* **SHORT TASK**: Every line of the records must be repeated exactly; pictures stay out.
————————
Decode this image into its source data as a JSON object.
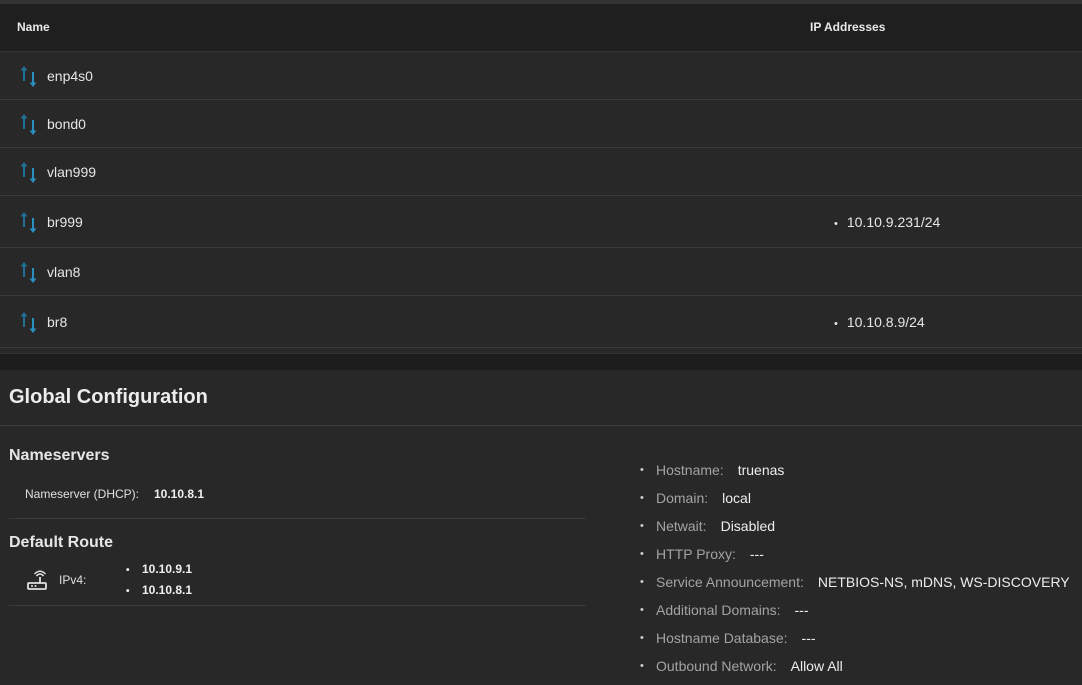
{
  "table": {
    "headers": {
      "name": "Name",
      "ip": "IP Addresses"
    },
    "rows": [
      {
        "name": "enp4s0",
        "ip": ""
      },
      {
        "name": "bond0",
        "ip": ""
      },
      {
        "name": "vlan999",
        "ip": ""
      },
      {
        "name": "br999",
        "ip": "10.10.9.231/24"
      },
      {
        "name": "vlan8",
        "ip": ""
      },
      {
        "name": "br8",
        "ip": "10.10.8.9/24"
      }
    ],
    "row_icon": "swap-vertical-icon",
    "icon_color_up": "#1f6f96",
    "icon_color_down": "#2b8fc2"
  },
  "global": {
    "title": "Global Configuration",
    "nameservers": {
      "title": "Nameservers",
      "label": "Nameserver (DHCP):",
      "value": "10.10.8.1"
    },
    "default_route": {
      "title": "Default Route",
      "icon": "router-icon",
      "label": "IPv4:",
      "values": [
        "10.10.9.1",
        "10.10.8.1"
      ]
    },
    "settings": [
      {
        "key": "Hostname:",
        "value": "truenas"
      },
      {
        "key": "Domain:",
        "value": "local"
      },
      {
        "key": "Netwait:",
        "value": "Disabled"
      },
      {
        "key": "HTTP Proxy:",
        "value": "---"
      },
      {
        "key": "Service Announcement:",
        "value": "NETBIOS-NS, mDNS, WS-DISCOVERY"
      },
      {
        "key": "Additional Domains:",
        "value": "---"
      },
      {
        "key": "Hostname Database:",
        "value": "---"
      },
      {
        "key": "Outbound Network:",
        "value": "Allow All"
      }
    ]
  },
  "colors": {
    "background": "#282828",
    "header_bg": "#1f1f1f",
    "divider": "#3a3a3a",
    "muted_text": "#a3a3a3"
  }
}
————————
* **RESULT**:
Decode this image into its source data as a JSON object.
{
  "table": {
    "headers": {
      "name": "Name",
      "ip": "IP Addresses"
    },
    "rows": [
      {
        "name": "enp4s0",
        "ip": ""
      },
      {
        "name": "bond0",
        "ip": ""
      },
      {
        "name": "vlan999",
        "ip": ""
      },
      {
        "name": "br999",
        "ip": "10.10.9.231/24"
      },
      {
        "name": "vlan8",
        "ip": ""
      },
      {
        "name": "br8",
        "ip": "10.10.8.9/24"
      }
    ],
    "row_icon": "swap-vertical-icon",
    "icon_color_up": "#1f6f96",
    "icon_color_down": "#2b8fc2"
  },
  "global": {
    "title": "Global Configuration",
    "nameservers": {
      "title": "Nameservers",
      "label": "Nameserver (DHCP):",
      "value": "10.10.8.1"
    },
    "default_route": {
      "title": "Default Route",
      "icon": "router-icon",
      "label": "IPv4:",
      "values": [
        "10.10.9.1",
        "10.10.8.1"
      ]
    },
    "settings": [
      {
        "key": "Hostname:",
        "value": "truenas"
      },
      {
        "key": "Domain:",
        "value": "local"
      },
      {
        "key": "Netwait:",
        "value": "Disabled"
      },
      {
        "key": "HTTP Proxy:",
        "value": "---"
      },
      {
        "key": "Service Announcement:",
        "value": "NETBIOS-NS, mDNS, WS-DISCOVERY"
      },
      {
        "key": "Additional Domains:",
        "value": "---"
      },
      {
        "key": "Hostname Database:",
        "value": "---"
      },
      {
        "key": "Outbound Network:",
        "value": "Allow All"
      }
    ]
  },
  "colors": {
    "background": "#282828",
    "header_bg": "#1f1f1f",
    "divider": "#3a3a3a",
    "muted_text": "#a3a3a3"
  }
}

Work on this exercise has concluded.